• SHORT PROBLEM
Which lines contain the word "مسند"? Return each of them as written.

────────────────────

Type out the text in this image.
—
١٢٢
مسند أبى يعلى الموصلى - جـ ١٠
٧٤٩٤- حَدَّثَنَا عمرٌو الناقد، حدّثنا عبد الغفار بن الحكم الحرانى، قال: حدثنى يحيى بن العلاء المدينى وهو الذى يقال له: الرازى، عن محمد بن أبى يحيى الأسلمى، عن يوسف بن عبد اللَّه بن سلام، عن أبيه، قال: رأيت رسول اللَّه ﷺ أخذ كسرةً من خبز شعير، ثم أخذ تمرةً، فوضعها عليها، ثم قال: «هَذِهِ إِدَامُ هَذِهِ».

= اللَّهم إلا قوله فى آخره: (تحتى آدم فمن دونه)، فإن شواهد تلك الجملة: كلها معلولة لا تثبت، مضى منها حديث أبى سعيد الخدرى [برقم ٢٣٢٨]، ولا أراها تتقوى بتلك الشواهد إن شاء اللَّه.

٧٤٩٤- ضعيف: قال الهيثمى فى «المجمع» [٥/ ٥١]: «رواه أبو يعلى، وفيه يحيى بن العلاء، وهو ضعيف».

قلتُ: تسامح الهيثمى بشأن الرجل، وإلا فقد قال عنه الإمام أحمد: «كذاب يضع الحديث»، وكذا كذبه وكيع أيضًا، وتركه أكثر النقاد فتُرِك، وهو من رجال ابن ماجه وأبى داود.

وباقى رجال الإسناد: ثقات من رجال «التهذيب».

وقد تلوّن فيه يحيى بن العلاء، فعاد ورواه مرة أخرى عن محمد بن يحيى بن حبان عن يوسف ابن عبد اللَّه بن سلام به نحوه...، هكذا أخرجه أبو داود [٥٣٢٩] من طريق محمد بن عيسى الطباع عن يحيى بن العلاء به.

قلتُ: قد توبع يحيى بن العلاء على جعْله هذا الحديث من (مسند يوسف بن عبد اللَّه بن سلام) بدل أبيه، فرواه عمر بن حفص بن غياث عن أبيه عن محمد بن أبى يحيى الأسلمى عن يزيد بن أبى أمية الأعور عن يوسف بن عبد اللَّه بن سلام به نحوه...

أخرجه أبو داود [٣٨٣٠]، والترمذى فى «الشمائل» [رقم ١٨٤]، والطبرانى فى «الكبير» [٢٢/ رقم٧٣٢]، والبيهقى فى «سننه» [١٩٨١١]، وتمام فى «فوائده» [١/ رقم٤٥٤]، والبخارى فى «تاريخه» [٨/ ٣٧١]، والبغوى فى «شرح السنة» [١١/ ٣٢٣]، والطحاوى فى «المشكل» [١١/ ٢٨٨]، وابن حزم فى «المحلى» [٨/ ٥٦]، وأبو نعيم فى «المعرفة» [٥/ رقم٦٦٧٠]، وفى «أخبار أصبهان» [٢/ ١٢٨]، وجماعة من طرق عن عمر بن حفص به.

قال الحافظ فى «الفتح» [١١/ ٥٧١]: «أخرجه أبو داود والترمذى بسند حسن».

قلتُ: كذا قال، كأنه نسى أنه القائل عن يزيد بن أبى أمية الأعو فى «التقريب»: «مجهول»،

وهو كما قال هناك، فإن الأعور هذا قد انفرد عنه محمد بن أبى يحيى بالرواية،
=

────────────────────

• FINISHED ANSWER
مسند أبى يعلى الموصلى - جـ ١٠
قلتُ: قد توبع يحيى بن العلاء على جعْله هذا الحديث من (مسند يوسف بن عبد اللَّه بن سلام) بدل أبيه، فرواه عمر بن حفص بن غياث عن أبيه عن محمد بن أبى يحيى الأسلمى عن يزيد بن أبى أمية الأعور عن يوسف بن عبد اللَّه بن سلام به نحوه...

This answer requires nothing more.